▶ _Dataset entries_:
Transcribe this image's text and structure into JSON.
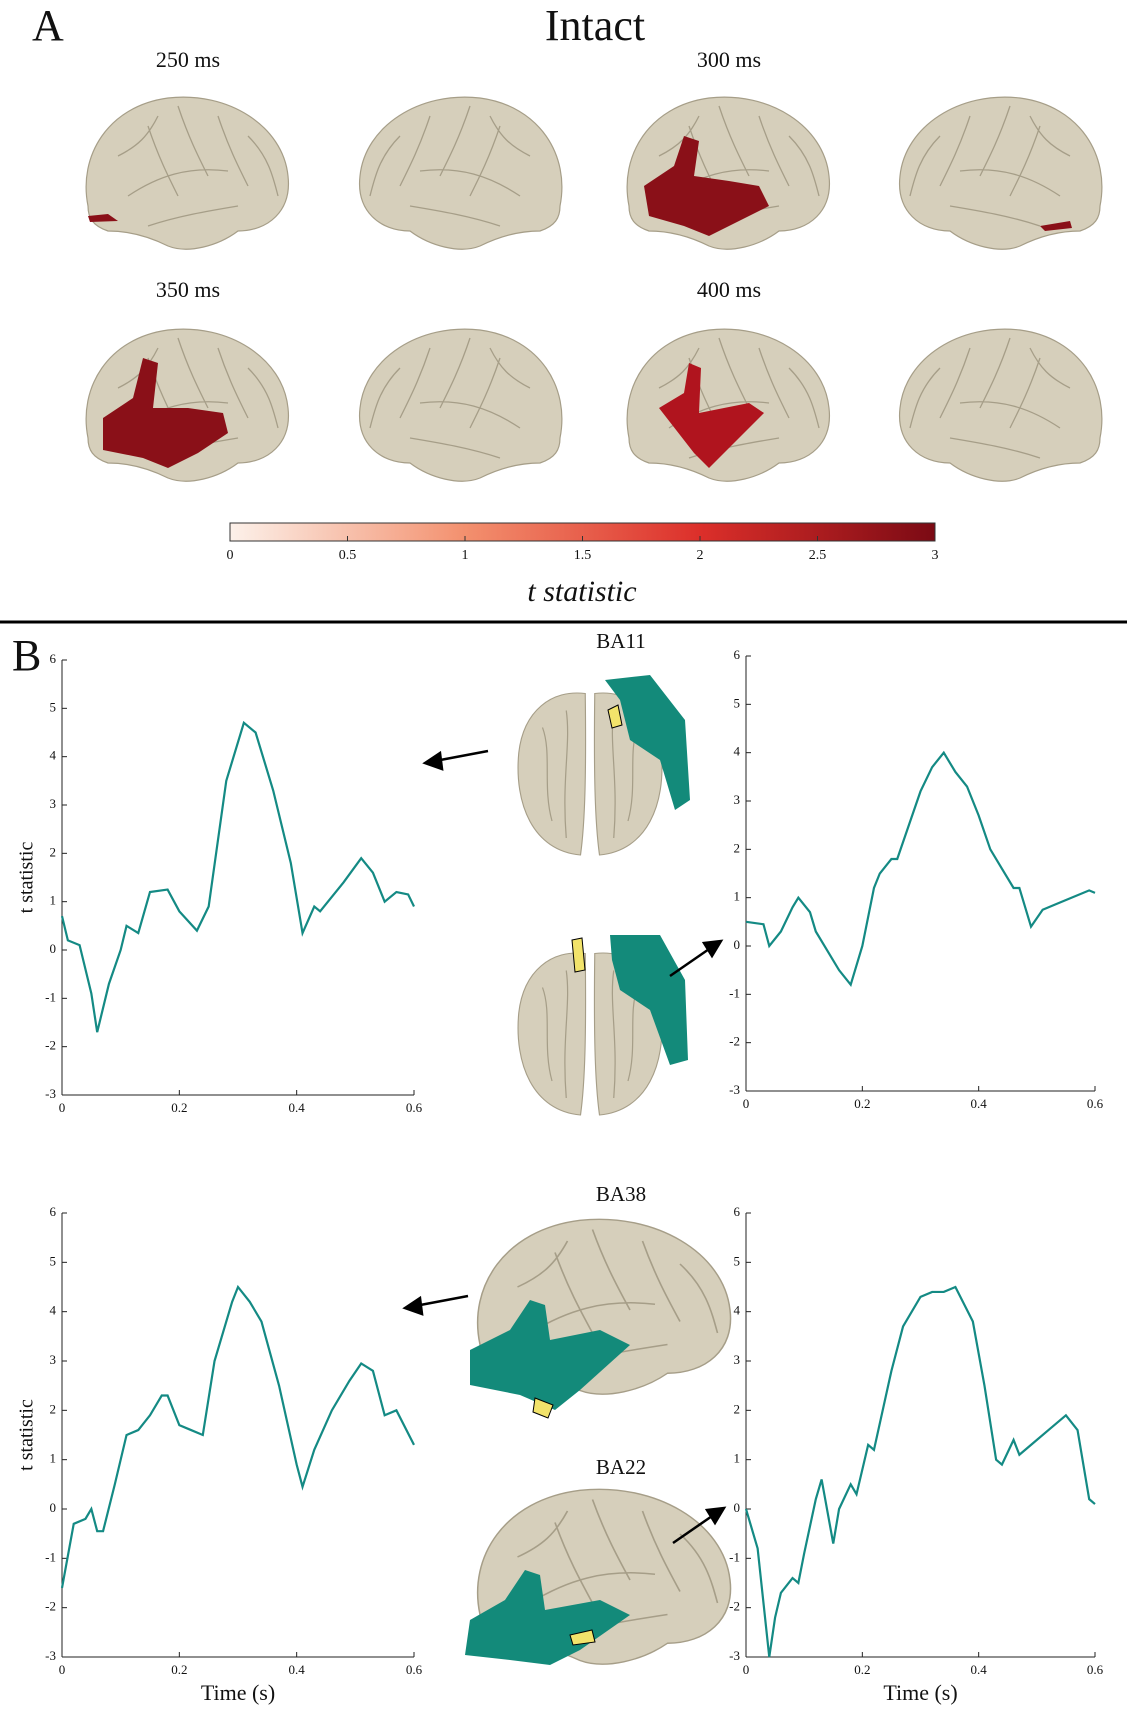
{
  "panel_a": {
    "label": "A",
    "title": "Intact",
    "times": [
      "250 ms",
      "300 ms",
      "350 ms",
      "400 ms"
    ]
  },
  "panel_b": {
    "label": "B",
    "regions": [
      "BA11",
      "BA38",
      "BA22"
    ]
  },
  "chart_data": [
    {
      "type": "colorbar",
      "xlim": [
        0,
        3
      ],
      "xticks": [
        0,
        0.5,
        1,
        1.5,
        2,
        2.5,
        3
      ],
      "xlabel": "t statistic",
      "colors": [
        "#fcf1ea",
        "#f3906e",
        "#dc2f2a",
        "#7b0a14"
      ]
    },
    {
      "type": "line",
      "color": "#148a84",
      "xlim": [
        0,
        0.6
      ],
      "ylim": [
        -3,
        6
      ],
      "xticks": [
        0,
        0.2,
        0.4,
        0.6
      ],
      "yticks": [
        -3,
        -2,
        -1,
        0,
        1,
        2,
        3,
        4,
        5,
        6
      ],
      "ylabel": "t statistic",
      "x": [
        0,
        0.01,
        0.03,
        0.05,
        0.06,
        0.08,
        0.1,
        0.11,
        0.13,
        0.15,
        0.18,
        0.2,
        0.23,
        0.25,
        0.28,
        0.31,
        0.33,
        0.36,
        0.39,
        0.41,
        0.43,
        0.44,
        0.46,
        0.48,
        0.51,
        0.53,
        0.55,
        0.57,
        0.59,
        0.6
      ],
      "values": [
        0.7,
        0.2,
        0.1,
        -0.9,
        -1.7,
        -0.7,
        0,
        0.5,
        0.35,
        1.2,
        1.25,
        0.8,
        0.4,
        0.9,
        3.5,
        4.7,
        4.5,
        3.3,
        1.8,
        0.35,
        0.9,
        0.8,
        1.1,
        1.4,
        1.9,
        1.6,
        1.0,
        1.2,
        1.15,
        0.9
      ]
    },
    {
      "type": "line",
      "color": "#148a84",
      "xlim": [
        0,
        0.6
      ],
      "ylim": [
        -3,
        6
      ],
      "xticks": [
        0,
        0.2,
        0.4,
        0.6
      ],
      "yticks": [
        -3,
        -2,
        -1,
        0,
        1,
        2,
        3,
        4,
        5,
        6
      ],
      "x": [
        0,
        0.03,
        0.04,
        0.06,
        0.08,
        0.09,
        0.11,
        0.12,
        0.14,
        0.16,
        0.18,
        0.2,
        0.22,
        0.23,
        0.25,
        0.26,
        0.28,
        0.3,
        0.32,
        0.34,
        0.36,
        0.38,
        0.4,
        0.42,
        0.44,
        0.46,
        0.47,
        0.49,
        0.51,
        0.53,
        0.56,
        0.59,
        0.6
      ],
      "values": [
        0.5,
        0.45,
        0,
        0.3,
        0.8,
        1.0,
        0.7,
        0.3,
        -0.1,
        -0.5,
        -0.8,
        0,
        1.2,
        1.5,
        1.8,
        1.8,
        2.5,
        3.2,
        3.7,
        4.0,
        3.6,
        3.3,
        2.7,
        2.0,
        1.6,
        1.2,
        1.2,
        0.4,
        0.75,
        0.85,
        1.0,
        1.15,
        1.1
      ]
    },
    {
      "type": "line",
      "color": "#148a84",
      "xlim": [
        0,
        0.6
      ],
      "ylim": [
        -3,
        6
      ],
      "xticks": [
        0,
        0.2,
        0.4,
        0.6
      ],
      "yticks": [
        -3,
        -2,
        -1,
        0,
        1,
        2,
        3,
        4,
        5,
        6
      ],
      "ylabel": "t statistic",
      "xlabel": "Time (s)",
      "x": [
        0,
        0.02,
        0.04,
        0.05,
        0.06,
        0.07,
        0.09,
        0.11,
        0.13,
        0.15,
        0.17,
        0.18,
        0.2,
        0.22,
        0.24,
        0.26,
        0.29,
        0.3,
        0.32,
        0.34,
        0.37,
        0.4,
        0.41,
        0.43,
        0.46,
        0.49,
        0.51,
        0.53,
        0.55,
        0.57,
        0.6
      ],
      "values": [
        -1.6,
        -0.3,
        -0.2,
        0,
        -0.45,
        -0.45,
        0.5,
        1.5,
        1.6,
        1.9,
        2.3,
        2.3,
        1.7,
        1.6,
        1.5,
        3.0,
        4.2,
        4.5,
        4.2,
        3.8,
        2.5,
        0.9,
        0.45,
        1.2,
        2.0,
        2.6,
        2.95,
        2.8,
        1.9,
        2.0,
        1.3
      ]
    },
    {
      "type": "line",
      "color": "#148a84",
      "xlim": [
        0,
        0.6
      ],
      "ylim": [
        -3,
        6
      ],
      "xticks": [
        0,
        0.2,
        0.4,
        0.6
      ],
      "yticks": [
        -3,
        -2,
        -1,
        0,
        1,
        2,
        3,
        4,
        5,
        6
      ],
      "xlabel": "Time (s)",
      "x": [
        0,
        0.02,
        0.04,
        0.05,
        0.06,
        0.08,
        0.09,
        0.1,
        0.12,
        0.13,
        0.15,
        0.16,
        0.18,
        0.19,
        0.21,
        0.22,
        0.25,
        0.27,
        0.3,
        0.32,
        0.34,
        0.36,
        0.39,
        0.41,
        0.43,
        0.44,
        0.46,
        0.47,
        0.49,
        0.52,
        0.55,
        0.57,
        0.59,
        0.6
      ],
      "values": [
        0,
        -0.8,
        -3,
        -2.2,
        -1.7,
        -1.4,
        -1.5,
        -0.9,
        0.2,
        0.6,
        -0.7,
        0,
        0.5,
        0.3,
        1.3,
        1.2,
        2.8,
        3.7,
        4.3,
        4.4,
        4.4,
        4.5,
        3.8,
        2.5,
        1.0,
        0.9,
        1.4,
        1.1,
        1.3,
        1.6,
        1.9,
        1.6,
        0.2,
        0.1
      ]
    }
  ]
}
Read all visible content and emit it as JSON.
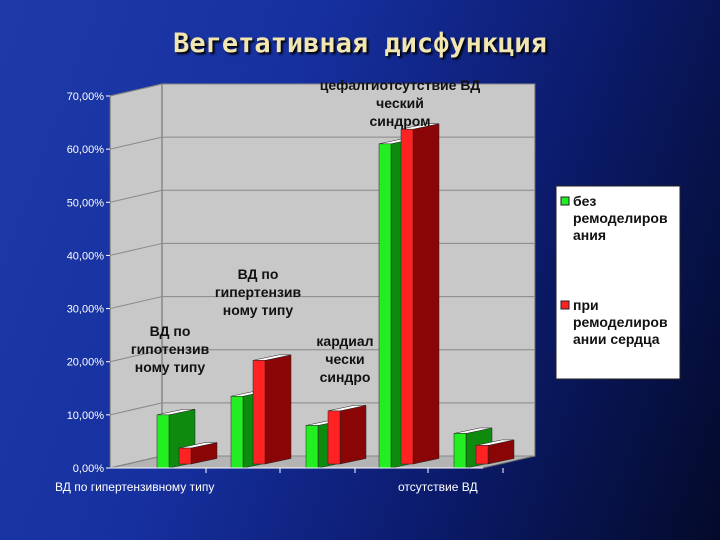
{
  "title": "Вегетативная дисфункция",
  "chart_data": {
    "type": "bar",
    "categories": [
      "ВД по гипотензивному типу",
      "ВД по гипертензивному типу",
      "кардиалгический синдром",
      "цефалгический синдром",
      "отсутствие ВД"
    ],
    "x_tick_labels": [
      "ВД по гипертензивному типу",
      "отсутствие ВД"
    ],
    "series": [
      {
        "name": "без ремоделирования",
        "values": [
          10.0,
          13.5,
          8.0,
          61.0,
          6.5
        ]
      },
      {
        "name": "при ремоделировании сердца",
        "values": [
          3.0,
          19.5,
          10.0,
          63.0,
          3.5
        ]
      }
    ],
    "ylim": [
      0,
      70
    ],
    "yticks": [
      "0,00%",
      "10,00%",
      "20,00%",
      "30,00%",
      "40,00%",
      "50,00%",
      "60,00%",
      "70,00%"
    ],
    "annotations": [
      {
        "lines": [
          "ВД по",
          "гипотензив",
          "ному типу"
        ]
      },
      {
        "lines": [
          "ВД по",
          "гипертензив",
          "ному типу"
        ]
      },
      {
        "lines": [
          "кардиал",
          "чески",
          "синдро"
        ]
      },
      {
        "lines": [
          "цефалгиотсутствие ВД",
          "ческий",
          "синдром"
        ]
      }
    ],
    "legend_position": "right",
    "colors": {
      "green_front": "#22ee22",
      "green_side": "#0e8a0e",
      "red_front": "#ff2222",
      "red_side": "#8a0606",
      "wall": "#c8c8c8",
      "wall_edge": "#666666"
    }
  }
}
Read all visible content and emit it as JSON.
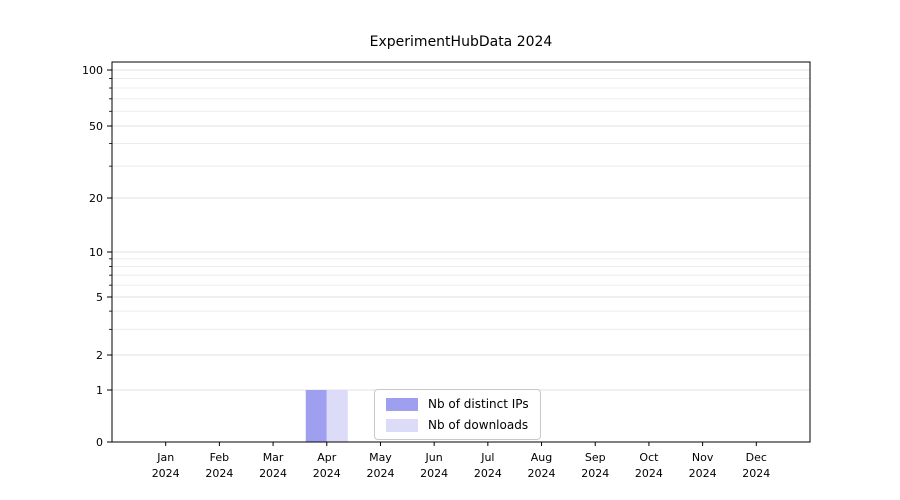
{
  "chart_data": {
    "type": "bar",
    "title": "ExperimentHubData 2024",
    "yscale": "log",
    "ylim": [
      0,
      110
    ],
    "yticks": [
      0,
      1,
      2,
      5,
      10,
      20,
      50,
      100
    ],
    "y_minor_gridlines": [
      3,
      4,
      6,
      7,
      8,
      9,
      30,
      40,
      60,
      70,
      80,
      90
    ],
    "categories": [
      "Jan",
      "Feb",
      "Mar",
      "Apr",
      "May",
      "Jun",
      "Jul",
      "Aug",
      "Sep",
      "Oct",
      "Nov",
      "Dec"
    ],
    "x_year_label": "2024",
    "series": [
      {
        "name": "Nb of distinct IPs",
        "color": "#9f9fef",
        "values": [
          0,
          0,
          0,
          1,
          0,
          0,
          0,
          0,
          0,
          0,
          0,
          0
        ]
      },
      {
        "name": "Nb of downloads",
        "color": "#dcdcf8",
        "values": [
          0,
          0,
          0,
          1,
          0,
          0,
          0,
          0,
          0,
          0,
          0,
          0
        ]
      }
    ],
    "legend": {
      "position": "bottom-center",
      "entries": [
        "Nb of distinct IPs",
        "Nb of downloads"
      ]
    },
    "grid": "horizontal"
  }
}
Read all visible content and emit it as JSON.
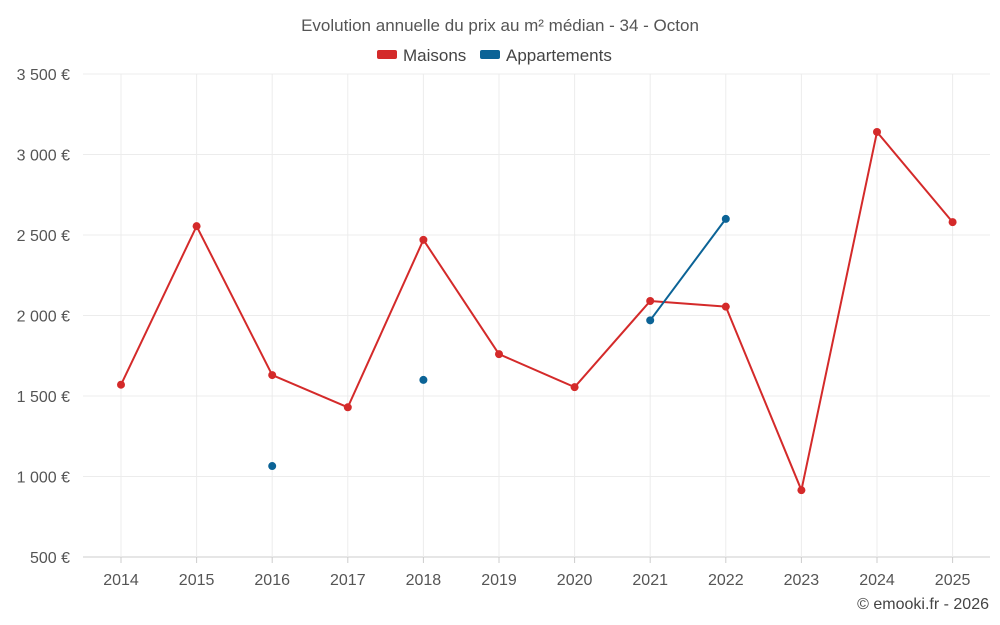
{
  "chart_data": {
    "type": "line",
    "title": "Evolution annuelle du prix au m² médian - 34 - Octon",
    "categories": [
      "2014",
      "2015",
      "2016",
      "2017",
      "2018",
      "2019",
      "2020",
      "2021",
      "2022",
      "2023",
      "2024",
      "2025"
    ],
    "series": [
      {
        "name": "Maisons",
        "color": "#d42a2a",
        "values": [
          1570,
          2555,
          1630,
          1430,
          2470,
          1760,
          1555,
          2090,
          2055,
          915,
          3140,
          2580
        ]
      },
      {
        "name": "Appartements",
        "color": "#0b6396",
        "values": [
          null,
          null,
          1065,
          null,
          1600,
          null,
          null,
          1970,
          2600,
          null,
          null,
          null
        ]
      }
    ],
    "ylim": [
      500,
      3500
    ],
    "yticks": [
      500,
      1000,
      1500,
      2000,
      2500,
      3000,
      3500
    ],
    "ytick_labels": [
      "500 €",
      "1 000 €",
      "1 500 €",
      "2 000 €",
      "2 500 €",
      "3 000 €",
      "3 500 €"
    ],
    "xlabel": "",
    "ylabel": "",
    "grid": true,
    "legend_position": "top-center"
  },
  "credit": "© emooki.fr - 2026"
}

▶ _Exercise objective_:
Extract all lines from the material above that include the word "center".

▶ _Answer to the problem_:
      "position": "bottom-center",
    "legend_position": "top-center"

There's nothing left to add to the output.